EXERCISE GOAL – Check every line below for the string "EMPLOYMENT", and copy the lines that contain it.

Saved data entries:
%%

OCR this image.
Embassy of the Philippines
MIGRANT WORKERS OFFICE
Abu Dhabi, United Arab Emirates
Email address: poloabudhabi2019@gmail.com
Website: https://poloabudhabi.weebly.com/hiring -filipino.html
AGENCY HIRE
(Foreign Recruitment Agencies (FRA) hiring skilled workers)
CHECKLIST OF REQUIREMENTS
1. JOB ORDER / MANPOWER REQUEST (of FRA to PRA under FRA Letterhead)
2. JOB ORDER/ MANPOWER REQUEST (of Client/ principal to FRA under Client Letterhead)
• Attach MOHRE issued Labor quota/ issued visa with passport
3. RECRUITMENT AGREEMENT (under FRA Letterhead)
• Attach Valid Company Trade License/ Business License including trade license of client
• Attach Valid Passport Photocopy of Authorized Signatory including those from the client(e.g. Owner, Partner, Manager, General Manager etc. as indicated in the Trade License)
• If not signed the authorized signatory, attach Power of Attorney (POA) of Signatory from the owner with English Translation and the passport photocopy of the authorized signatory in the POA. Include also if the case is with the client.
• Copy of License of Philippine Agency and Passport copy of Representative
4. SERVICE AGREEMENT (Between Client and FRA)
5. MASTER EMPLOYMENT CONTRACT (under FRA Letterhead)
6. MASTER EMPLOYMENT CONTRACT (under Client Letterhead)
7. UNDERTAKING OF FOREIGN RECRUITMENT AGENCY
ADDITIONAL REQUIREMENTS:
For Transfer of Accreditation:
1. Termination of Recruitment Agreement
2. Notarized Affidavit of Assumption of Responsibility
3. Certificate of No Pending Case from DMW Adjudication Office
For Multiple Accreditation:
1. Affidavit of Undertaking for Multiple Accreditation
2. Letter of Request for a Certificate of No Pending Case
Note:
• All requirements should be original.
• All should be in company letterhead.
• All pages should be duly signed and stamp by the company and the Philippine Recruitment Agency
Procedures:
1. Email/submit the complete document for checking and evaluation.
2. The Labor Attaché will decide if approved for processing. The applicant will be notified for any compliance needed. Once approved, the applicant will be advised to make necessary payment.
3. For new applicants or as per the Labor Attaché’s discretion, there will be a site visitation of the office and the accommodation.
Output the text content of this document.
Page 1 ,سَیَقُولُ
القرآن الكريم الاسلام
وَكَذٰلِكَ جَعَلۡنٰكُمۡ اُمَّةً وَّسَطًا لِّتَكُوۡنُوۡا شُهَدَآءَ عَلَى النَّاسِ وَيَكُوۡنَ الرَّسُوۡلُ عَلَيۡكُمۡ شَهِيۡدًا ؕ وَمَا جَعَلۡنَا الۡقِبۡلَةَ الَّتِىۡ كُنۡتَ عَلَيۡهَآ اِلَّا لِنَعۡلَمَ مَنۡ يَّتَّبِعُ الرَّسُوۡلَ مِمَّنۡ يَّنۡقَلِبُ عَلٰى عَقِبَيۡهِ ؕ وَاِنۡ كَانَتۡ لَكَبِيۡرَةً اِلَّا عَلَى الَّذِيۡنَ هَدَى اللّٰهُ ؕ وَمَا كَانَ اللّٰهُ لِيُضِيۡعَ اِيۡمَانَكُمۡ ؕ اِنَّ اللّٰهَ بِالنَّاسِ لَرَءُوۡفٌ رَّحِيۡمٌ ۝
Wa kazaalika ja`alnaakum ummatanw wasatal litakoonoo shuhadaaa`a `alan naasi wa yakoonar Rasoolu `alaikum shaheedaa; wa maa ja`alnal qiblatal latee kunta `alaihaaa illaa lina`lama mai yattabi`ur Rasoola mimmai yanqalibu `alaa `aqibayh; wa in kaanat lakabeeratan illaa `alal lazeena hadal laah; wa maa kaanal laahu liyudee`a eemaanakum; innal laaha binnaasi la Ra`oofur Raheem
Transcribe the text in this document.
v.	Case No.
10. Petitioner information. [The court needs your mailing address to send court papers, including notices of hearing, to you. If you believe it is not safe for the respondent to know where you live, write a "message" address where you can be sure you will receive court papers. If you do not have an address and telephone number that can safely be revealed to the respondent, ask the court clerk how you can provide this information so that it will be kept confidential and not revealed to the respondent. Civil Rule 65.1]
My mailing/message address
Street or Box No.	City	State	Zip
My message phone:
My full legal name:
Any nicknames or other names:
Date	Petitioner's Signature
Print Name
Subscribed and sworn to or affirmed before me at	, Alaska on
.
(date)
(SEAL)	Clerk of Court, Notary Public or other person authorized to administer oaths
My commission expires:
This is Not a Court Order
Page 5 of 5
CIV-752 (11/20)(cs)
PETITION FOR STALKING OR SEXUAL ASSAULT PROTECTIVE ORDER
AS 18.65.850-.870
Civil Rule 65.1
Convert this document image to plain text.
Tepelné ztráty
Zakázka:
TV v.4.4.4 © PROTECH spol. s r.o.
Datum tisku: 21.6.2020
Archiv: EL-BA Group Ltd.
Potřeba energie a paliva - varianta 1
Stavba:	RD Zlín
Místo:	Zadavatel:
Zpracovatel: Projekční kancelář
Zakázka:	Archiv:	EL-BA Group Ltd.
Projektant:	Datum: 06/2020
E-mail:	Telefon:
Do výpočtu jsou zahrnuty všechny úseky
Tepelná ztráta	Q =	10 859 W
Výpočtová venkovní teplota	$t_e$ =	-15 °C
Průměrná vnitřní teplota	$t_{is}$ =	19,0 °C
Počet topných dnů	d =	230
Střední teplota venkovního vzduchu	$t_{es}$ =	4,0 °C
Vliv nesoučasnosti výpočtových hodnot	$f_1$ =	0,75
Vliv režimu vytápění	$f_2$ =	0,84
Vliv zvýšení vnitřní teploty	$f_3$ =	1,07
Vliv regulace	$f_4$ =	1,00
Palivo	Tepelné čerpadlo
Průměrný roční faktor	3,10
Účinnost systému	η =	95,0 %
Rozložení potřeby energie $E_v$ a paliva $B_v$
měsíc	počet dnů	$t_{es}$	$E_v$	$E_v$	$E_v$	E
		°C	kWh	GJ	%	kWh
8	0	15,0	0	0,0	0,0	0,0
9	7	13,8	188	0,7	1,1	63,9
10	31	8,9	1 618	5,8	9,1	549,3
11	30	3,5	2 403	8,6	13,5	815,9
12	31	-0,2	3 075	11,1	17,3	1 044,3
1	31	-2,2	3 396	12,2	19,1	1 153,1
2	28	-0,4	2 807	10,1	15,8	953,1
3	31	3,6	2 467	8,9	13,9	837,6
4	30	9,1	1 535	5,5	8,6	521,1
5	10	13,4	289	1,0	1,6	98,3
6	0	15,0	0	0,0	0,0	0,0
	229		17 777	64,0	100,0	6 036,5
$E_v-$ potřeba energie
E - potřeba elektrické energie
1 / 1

%%

PROBLEM SOLUTION –
5. MASTER EMPLOYMENT CONTRACT (under FRA Letterhead)
6. MASTER EMPLOYMENT CONTRACT (under Client Letterhead)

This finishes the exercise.